Stated task
Find and return each line containing "JSON".

[Entries from a visual dataset]
☆ ☆ ☆ ☆ ☆ ☆ ☆
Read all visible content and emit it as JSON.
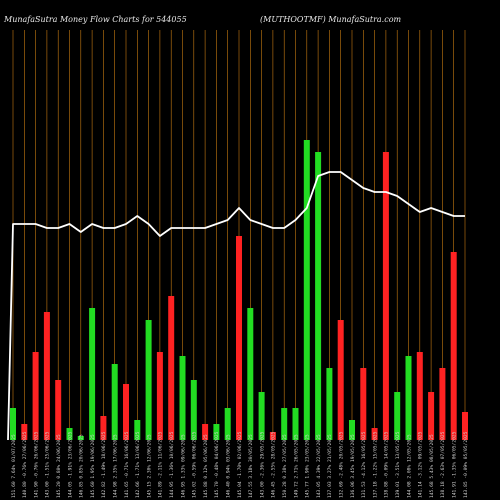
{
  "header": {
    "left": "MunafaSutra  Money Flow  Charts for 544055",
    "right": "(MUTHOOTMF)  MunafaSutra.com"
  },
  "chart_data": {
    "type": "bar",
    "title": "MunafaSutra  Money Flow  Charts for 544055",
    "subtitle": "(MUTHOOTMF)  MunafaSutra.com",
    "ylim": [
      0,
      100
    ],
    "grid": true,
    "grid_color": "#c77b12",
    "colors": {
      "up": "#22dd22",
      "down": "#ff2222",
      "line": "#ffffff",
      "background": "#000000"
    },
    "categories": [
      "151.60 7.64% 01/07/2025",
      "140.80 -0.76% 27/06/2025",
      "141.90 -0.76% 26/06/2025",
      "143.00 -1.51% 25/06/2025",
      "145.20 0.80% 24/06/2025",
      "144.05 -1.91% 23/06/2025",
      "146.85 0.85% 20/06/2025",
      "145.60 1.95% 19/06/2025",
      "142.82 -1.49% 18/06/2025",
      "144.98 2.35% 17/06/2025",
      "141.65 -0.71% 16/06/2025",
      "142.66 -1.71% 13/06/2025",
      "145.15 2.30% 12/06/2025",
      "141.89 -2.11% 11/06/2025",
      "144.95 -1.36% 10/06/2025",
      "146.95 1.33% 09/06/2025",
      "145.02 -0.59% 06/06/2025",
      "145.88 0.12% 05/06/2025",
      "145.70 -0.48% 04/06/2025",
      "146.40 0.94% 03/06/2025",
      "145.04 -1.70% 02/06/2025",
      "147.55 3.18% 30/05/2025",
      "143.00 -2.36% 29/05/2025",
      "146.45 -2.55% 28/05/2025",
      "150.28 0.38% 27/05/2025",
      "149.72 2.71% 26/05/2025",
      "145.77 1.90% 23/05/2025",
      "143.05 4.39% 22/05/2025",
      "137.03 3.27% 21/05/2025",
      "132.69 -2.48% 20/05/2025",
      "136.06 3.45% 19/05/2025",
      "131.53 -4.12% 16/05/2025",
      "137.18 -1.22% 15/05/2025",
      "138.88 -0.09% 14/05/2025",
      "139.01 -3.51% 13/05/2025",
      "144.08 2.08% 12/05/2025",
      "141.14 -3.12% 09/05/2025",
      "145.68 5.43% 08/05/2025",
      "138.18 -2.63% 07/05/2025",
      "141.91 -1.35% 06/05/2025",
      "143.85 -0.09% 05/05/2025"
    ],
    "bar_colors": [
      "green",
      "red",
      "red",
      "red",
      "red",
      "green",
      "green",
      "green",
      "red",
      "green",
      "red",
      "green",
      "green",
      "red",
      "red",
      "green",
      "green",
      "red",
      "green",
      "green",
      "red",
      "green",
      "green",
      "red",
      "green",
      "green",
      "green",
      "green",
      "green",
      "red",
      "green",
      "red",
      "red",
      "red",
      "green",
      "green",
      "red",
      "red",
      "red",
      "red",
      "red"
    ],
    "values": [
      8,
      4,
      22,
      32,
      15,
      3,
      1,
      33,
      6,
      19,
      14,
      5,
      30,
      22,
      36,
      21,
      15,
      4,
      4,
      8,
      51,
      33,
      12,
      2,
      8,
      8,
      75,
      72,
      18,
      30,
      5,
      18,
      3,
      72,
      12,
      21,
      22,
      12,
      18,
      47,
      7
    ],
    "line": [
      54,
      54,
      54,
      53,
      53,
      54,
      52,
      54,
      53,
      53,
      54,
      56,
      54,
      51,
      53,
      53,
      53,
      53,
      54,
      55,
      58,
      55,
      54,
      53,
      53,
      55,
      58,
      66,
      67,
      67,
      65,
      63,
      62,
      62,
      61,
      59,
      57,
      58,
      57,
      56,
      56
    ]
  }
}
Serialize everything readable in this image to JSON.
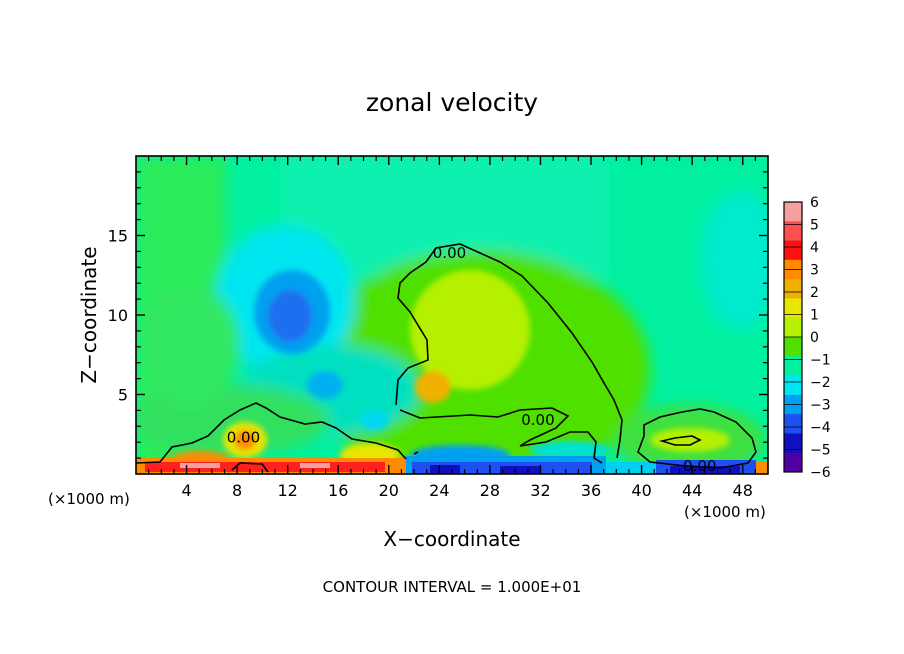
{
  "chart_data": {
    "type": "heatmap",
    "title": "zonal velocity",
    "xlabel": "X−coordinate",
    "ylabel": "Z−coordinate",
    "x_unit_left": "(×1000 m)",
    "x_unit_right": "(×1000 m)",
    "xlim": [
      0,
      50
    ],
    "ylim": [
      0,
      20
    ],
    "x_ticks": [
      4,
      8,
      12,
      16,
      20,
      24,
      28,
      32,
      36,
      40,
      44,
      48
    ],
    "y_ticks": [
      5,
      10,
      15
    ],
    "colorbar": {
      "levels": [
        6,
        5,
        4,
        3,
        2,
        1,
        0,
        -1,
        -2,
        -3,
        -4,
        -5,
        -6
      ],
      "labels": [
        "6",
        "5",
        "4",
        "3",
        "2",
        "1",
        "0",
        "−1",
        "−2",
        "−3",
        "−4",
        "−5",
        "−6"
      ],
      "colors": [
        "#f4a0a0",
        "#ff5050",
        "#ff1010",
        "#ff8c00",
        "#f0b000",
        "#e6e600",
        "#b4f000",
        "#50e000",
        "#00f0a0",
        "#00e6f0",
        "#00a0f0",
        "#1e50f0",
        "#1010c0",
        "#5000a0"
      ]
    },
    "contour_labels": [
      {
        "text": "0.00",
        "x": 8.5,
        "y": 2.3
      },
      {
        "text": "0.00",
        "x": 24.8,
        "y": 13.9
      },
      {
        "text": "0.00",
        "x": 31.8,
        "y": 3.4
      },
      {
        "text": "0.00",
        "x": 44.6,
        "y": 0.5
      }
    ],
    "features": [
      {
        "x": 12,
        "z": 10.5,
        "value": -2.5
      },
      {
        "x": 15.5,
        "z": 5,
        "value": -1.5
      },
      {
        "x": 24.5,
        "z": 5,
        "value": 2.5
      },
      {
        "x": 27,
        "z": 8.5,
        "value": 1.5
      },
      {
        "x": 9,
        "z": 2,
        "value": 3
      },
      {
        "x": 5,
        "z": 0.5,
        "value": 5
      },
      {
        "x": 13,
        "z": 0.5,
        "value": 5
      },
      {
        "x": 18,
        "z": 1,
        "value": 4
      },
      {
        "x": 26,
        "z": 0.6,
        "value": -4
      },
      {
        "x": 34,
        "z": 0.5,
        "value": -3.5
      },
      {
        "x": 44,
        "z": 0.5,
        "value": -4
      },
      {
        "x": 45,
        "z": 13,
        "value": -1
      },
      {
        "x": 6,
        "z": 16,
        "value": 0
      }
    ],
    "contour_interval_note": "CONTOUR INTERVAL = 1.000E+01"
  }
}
☆ ☆ ☆ ☆ ☆ ☆ ☆
Solution
Read all visible content and emit it as JSON.
Serialize everything readable in this image to JSON.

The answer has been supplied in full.